### [Dataset records]
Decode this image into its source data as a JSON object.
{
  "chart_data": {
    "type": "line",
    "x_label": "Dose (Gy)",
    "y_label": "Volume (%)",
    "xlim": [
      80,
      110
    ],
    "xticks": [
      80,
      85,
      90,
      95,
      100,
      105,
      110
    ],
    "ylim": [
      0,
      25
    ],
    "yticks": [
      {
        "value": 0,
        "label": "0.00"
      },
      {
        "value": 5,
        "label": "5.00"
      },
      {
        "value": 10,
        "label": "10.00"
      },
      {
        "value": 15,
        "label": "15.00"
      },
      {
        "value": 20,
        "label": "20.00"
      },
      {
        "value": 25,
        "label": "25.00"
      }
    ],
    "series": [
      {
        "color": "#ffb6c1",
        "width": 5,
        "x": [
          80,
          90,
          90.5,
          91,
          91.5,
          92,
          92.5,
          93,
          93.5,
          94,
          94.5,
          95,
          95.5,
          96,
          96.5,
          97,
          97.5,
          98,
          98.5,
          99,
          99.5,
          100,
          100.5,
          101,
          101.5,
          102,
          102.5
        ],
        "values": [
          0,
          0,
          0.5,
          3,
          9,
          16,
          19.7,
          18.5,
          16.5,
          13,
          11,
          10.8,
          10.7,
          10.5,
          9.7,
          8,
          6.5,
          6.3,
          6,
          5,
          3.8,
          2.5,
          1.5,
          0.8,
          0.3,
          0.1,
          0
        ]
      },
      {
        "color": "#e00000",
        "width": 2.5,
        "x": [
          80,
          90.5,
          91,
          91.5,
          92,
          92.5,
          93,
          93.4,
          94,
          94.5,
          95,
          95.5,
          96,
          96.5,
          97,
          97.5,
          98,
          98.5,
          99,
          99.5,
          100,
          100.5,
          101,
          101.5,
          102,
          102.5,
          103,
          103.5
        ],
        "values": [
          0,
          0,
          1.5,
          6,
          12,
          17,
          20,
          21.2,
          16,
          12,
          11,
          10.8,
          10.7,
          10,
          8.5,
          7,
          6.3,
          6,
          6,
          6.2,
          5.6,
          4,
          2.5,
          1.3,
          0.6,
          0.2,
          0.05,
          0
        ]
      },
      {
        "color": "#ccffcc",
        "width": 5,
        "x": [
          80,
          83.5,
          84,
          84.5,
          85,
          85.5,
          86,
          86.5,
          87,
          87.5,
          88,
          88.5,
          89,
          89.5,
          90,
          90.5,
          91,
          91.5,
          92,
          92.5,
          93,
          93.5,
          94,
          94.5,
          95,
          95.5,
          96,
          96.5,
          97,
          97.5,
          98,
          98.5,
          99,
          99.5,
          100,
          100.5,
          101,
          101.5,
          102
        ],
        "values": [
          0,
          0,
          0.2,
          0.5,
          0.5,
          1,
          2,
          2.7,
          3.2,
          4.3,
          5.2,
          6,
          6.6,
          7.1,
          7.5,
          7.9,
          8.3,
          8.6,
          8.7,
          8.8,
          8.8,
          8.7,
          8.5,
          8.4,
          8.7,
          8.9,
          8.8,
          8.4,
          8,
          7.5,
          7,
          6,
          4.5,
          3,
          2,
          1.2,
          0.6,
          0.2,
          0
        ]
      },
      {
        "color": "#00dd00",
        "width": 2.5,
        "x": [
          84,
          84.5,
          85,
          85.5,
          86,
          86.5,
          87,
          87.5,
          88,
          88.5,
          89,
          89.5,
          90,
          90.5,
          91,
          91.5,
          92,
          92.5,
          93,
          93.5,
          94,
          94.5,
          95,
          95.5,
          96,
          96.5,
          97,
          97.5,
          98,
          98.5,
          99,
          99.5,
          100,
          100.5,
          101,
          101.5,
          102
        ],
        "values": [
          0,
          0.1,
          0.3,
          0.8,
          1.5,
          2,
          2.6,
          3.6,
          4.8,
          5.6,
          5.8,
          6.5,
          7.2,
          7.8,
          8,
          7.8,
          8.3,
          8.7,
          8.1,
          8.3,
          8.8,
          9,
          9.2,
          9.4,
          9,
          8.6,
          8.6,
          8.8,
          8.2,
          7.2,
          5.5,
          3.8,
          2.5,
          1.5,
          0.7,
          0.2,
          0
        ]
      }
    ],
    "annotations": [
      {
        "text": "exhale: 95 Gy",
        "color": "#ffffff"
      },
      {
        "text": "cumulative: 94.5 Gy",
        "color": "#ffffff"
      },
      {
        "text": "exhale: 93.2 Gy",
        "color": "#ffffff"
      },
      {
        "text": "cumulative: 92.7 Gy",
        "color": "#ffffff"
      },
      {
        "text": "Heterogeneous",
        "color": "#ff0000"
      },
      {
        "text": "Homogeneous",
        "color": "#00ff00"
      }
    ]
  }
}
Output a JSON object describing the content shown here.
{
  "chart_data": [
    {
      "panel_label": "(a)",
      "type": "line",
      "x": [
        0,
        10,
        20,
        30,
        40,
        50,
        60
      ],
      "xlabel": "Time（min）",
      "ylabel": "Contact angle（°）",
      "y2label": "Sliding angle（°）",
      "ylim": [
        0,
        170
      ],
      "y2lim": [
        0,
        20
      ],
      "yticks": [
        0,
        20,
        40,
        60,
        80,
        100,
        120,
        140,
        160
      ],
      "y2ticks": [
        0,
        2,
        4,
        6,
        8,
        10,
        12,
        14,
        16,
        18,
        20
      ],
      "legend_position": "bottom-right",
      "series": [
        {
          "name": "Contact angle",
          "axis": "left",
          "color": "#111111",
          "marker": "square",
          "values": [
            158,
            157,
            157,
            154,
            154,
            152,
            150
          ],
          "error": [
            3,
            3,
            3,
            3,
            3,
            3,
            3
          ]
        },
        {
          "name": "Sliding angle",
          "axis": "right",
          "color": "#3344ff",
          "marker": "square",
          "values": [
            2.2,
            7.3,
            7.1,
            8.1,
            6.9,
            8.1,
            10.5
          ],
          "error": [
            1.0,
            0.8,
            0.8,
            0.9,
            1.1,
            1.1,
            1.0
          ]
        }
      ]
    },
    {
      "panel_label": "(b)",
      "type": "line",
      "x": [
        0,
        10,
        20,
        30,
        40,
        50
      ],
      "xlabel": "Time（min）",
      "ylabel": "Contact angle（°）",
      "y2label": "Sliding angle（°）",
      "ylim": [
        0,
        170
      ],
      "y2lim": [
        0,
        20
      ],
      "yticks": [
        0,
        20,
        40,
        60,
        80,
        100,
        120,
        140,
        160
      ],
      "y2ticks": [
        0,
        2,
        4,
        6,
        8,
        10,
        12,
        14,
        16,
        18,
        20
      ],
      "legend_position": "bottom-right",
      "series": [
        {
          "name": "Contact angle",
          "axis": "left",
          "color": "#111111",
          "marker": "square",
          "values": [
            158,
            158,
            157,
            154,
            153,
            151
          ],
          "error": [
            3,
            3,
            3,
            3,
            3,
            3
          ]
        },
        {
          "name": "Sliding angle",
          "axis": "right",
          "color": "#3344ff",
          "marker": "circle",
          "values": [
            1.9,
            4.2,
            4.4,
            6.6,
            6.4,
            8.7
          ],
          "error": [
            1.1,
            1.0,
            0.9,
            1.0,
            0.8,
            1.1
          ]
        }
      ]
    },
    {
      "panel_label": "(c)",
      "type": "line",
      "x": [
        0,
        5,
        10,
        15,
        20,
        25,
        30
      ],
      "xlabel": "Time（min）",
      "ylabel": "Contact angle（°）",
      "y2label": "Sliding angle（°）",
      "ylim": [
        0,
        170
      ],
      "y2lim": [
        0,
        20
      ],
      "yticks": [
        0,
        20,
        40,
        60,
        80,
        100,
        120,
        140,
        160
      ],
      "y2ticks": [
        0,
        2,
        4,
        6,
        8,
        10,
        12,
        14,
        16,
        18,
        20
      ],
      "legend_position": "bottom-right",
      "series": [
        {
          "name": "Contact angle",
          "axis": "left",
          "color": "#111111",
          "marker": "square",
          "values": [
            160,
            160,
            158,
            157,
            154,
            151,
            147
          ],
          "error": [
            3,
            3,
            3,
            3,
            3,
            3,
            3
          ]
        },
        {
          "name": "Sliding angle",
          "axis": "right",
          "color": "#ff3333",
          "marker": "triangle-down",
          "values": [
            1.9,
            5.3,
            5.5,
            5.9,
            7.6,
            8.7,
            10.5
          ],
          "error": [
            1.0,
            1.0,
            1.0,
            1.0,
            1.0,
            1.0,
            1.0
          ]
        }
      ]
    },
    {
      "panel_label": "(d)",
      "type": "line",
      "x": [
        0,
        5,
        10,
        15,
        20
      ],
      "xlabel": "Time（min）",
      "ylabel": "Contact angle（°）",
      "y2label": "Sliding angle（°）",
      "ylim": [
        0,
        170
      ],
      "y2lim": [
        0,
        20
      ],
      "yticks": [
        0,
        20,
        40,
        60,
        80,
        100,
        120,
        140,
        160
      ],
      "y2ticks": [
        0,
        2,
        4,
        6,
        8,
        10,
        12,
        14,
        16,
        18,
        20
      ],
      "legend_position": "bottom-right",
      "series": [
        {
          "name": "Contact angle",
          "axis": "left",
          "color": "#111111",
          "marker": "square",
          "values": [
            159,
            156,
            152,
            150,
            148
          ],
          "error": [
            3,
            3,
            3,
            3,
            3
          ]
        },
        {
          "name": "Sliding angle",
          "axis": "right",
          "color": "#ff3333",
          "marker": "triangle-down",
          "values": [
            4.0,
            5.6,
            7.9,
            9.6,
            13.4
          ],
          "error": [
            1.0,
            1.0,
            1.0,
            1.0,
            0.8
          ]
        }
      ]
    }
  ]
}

### [Given task]
Find every line in the records above that holds the word "JSON", and copy each one.

### [Exercise output]
Decode this image into its source data as a JSON object.
Output a JSON object describing the content shown here.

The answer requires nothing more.